*** Listed records ***

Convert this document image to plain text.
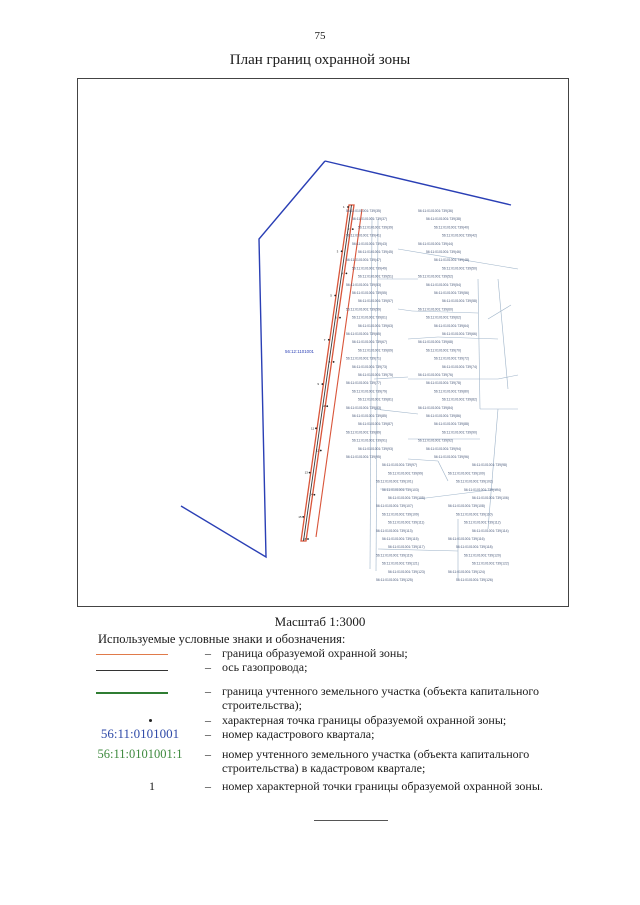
75
План границ охранной зоны
56:11:0101001:739(35)	56:11:0101001:739(36)
56:11:0101001:739(37)	56:11:0101001:739(38)
56:11:0101001:739(39)	56:11:0101001:739(40)
56:11:0101001:739(41)	56:11:0101001:739(42)
56:11:0101001:739(43)	56:11:0101001:739(44)
56:11:0101001:739(45)	56:11:0101001:739(46)
56:11:0101001:739(47)	56:11:0101001:739(48)
56:11:0101001:739(49)	56:11:0101001:739(50)
56:11:0101001:739(51)	56:11:0101001:739(52)
56:11:0101001:739(53)	56:11:0101001:739(54)
56:11:0101001:739(55)	56:11:0101001:739(56)
56:11:0101001:739(57)	56:11:0101001:739(58)
56:11:0101001:739(59)	56:11:0101001:739(60)
56:11:0101001:739(61)	56:11:0101001:739(62)
56:11:0101001:739(63)	56:11:0101001:739(64)
56:11:0101001:739(65)	56:11:0101001:739(66)
56:11:0101001:739(67)	56:11:0101001:739(68)
56:11:0101001:739(69)	56:11:0101001:739(70)
56:11:0101001:739(71)	56:11:0101001:739(72)
56:11:0101001:739(73)	56:11:0101001:739(74)
56:11:0101001:739(75)	56:11:0101001:739(76)
56:11:0101001:739(77)	56:11:0101001:739(78)
56:11:0101001:739(79)	56:11:0101001:739(80)
56:11:0101001:739(81)	56:11:0101001:739(82)
56:11:0101001:739(83)	56:11:0101001:739(84)
56:11:0101001:739(85)	56:11:0101001:739(86)
56:11:0101001:739(87)	56:11:0101001:739(88)
56:11:0101001:739(89)	56:11:0101001:739(90)
56:11:0101001:739(91)	56:11:0101001:739(92)
56:11:0101001:739(93)	56:11:0101001:739(94)
56:11:0101001:739(95)	56:11:0101001:739(96)
56:11:0101001:739(97)	56:11:0101001:739(98)
56:11:0101001:739(99)	56:11:0101001:739(100)
56:11:0101001:739(101)	56:11:0101001:739(102)
56:11:0101001:739(103)	56:11:0101001:739(104)
56:11:0101001:739(105)	56:11:0101001:739(106)
56:11:0101001:739(107)	56:11:0101001:739(108)
56:11:0101001:739(109)	56:11:0101001:739(110)
56:11:0101001:739(111)	56:11:0101001:739(112)
56:11:0101001:739(113)	56:11:0101001:739(114)
56:11:0101001:739(115)	56:11:0101001:739(116)
56:11:0101001:739(117)	56:11:0101001:739(118)
56:11:0101001:739(119)	56:11:0101001:739(120)
56:11:0101001:739(121)	56:11:0101001:739(122)
56:11:0101001:739(123)	56:11:0101001:739(124)
56:11:0101001:739(125)	56:11:0101001:739(126)
1
2
3
4
5
6
7
8
9
10
11
12
13
14
15
16
56:12:1101001
Масштаб 1:3000
Используемые условные знаки и обозначения:
– граница образуемой охранной зоны;
– ось газопровода;
– граница учтенного земельного участка (объекта капитального строительства);
– характерная точка границы образуемой охранной зоны;
56:11:0101001	– номер кадастрового квартала;
56:11:0101001:1	– номер учтенного земельного участка (объекта капитального строительства) в кадастровом квартале;
1	– номер характерной точки границы образуемой охранной зоны.
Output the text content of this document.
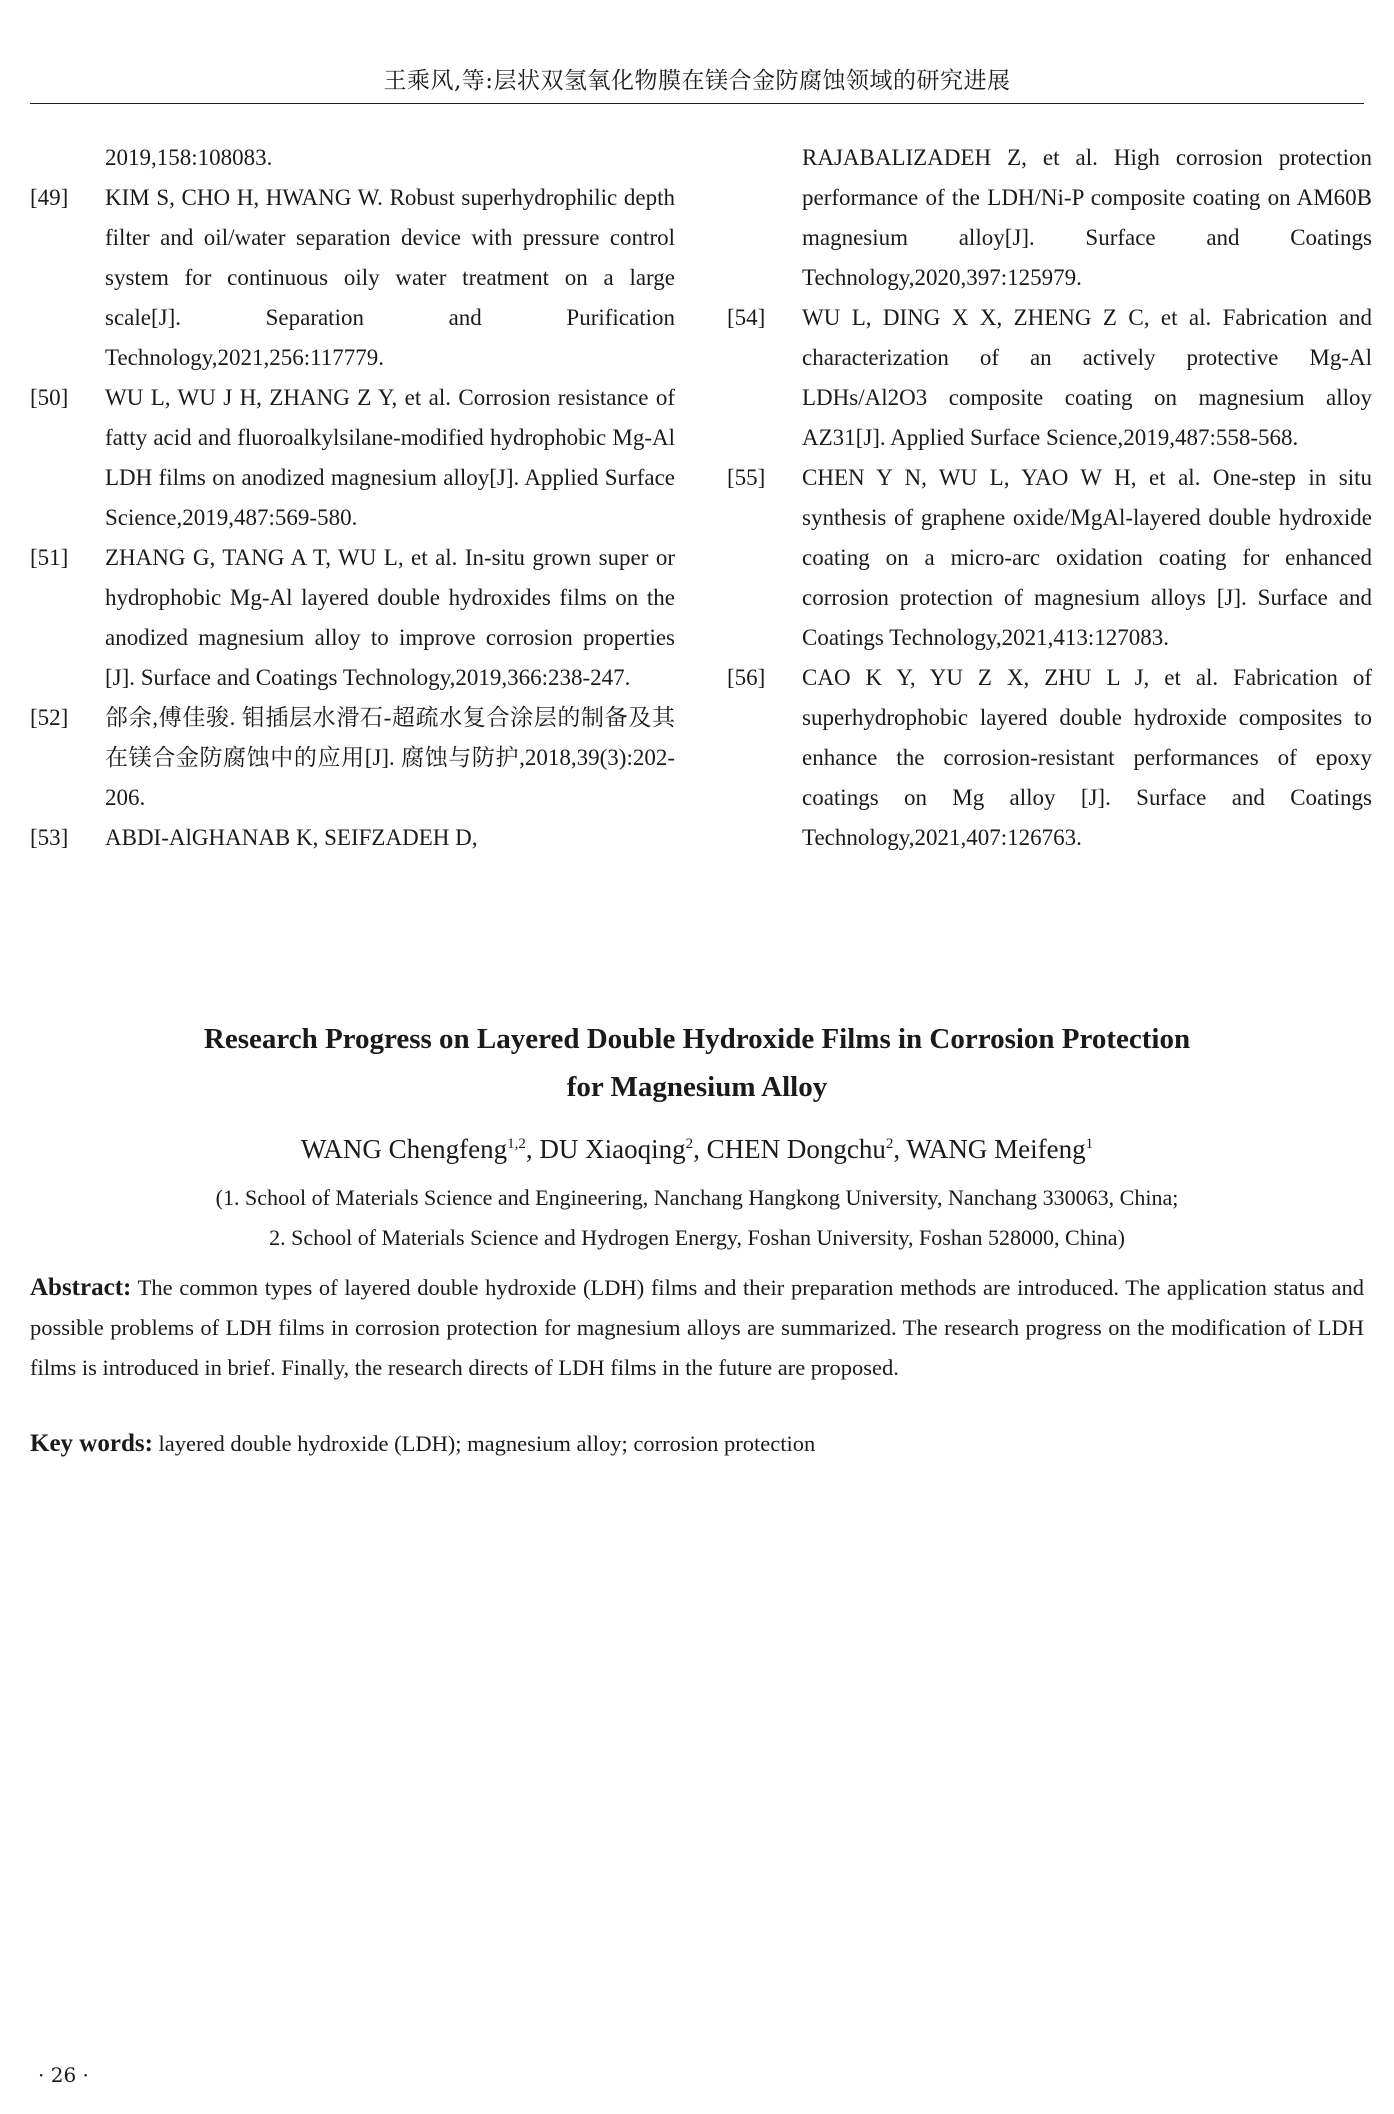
王乘风,等:层状双氢氧化物膜在镁合金防腐蚀领域的研究进展
2019,158:108083.
[49]	KIM S, CHO H, HWANG W. Robust superhydrophilic depth filter and oil/water separation device with pressure control system for continuous oily water treatment on a large scale[J]. Separation and Purification Technology,2021,256:117779.
[50]	WU L, WU J H, ZHANG Z Y, et al. Corrosion resistance of fatty acid and fluoroalkylsilane-modified hydrophobic Mg-Al LDH films on anodized magnesium alloy[J]. Applied Surface Science,2019,487:569-580.
[51]	ZHANG G, TANG A T, WU L, et al. In-situ grown super or hydrophobic Mg-Al layered double hydroxides films on the anodized magnesium alloy to improve corrosion properties [J]. Surface and Coatings Technology,2019,366:238-247.
[52]	郃余,傅佳骏. 钼插层水滑石-超疏水复合涂层的制备及其在镁合金防腐蚀中的应用[J]. 腐蚀与防护,2018,39(3):202-206.
[53]	ABDI-AlGHANAB K, SEIFZADEH D,
RAJABALIZADEH Z, et al. High corrosion protection performance of the LDH/Ni-P composite coating on AM60B magnesium alloy[J]. Surface and Coatings Technology,2020,397:125979.
[54]	WU L, DING X X, ZHENG Z C, et al. Fabrication and characterization of an actively protective Mg-Al LDHs/Al2O3 composite coating on magnesium alloy AZ31[J]. Applied Surface Science,2019,487:558-568.
[55]	CHEN Y N, WU L, YAO W H, et al. One-step in situ synthesis of graphene oxide/MgAl-layered double hydroxide coating on a micro-arc oxidation coating for enhanced corrosion protection of magnesium alloys [J]. Surface and Coatings Technology,2021,413:127083.
[56]	CAO K Y, YU Z X, ZHU L J, et al. Fabrication of superhydrophobic layered double hydroxide composites to enhance the corrosion-resistant performances of epoxy coatings on Mg alloy [J]. Surface and Coatings Technology,2021,407:126763.
Research Progress on Layered Double Hydroxide Films in Corrosion Protection
for Magnesium Alloy
WANG Chengfeng$^{1,2}$, DU Xiaoqing$^2$, CHEN Dongchu$^2$, WANG Meifeng$^1$
(1. School of Materials Science and Engineering, Nanchang Hangkong University, Nanchang 330063, China;
2. School of Materials Science and Hydrogen Energy, Foshan University, Foshan 528000, China)
Abstract: The common types of layered double hydroxide (LDH) films and their preparation methods are introduced. The application status and possible problems of LDH films in corrosion protection for magnesium alloys are summarized. The research progress on the modification of LDH films is introduced in brief. Finally, the research directs of LDH films in the future are proposed.
Key words: layered double hydroxide (LDH); magnesium alloy; corrosion protection
· 26 ·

***

Your task is to repeat the data above exactly while excluding the pictures.

* **Exercise response**:
Convert this document image to plain text.
75
План границ охранной зоны
56:11:0101001:739(35)	56:11:0101001:739(36)
56:11:0101001:739(37)	56:11:0101001:739(38)
56:11:0101001:739(39)	56:11:0101001:739(40)
56:11:0101001:739(41)	56:11:0101001:739(42)
56:11:0101001:739(43)	56:11:0101001:739(44)
56:11:0101001:739(45)	56:11:0101001:739(46)
56:11:0101001:739(47)	56:11:0101001:739(48)
56:11:0101001:739(49)	56:11:0101001:739(50)
56:11:0101001:739(51)	56:11:0101001:739(52)
56:11:0101001:739(53)	56:11:0101001:739(54)
56:11:0101001:739(55)	56:11:0101001:739(56)
56:11:0101001:739(57)	56:11:0101001:739(58)
56:11:0101001:739(59)	56:11:0101001:739(60)
56:11:0101001:739(61)	56:11:0101001:739(62)
56:11:0101001:739(63)	56:11:0101001:739(64)
56:11:0101001:739(65)	56:11:0101001:739(66)
56:11:0101001:739(67)	56:11:0101001:739(68)
56:11:0101001:739(69)	56:11:0101001:739(70)
56:11:0101001:739(71)	56:11:0101001:739(72)
56:11:0101001:739(73)	56:11:0101001:739(74)
56:11:0101001:739(75)	56:11:0101001:739(76)
56:11:0101001:739(77)	56:11:0101001:739(78)
56:11:0101001:739(79)	56:11:0101001:739(80)
56:11:0101001:739(81)	56:11:0101001:739(82)
56:11:0101001:739(83)	56:11:0101001:739(84)
56:11:0101001:739(85)	56:11:0101001:739(86)
56:11:0101001:739(87)	56:11:0101001:739(88)
56:11:0101001:739(89)	56:11:0101001:739(90)
56:11:0101001:739(91)	56:11:0101001:739(92)
56:11:0101001:739(93)	56:11:0101001:739(94)
56:11:0101001:739(95)	56:11:0101001:739(96)
56:11:0101001:739(97)	56:11:0101001:739(98)
56:11:0101001:739(99)	56:11:0101001:739(100)
56:11:0101001:739(101)	56:11:0101001:739(102)
56:11:0101001:739(103)	56:11:0101001:739(104)
56:11:0101001:739(105)	56:11:0101001:739(106)
56:11:0101001:739(107)	56:11:0101001:739(108)
56:11:0101001:739(109)	56:11:0101001:739(110)
56:11:0101001:739(111)	56:11:0101001:739(112)
56:11:0101001:739(113)	56:11:0101001:739(114)
56:11:0101001:739(115)	56:11:0101001:739(116)
56:11:0101001:739(117)	56:11:0101001:739(118)
56:11:0101001:739(119)	56:11:0101001:739(120)
56:11:0101001:739(121)	56:11:0101001:739(122)
56:11:0101001:739(123)	56:11:0101001:739(124)
56:11:0101001:739(125)	56:11:0101001:739(126)
1
2
3
4
5
6
7
8
9
10
11
12
13
14
15
16
56:12:1101001
Масштаб 1:3000
Используемые условные знаки и обозначения:
– граница образуемой охранной зоны;
– ось газопровода;
– граница учтенного земельного участка (объекта капитального строительства);
– характерная точка границы образуемой охранной зоны;
56:11:0101001	– номер кадастрового квартала;
56:11:0101001:1	– номер учтенного земельного участка (объекта капитального строительства) в кадастровом квартале;
1	– номер характерной точки границы образуемой охранной зоны.
Output the text content of this document.
王乘风,等:层状双氢氧化物膜在镁合金防腐蚀领域的研究进展
2019,158:108083.
[49]	KIM S, CHO H, HWANG W. Robust superhydrophilic depth filter and oil/water separation device with pressure control system for continuous oily water treatment on a large scale[J]. Separation and Purification Technology,2021,256:117779.
[50]	WU L, WU J H, ZHANG Z Y, et al. Corrosion resistance of fatty acid and fluoroalkylsilane-modified hydrophobic Mg-Al LDH films on anodized magnesium alloy[J]. Applied Surface Science,2019,487:569-580.
[51]	ZHANG G, TANG A T, WU L, et al. In-situ grown super or hydrophobic Mg-Al layered double hydroxides films on the anodized magnesium alloy to improve corrosion properties [J]. Surface and Coatings Technology,2019,366:238-247.
[52]	郃余,傅佳骏. 钼插层水滑石-超疏水复合涂层的制备及其在镁合金防腐蚀中的应用[J]. 腐蚀与防护,2018,39(3):202-206.
[53]	ABDI-AlGHANAB K, SEIFZADEH D,
RAJABALIZADEH Z, et al. High corrosion protection performance of the LDH/Ni-P composite coating on AM60B magnesium alloy[J]. Surface and Coatings Technology,2020,397:125979.
[54]	WU L, DING X X, ZHENG Z C, et al. Fabrication and characterization of an actively protective Mg-Al LDHs/Al2O3 composite coating on magnesium alloy AZ31[J]. Applied Surface Science,2019,487:558-568.
[55]	CHEN Y N, WU L, YAO W H, et al. One-step in situ synthesis of graphene oxide/MgAl-layered double hydroxide coating on a micro-arc oxidation coating for enhanced corrosion protection of magnesium alloys [J]. Surface and Coatings Technology,2021,413:127083.
[56]	CAO K Y, YU Z X, ZHU L J, et al. Fabrication of superhydrophobic layered double hydroxide composites to enhance the corrosion-resistant performances of epoxy coatings on Mg alloy [J]. Surface and Coatings Technology,2021,407:126763.
Research Progress on Layered Double Hydroxide Films in Corrosion Protection
for Magnesium Alloy
WANG Chengfeng$^{1,2}$, DU Xiaoqing$^2$, CHEN Dongchu$^2$, WANG Meifeng$^1$
(1. School of Materials Science and Engineering, Nanchang Hangkong University, Nanchang 330063, China;
2. School of Materials Science and Hydrogen Energy, Foshan University, Foshan 528000, China)
Abstract: The common types of layered double hydroxide (LDH) films and their preparation methods are introduced. The application status and possible problems of LDH films in corrosion protection for magnesium alloys are summarized. The research progress on the modification of LDH films is introduced in brief. Finally, the research directs of LDH films in the future are proposed.
Key words: layered double hydroxide (LDH); magnesium alloy; corrosion protection
· 26 ·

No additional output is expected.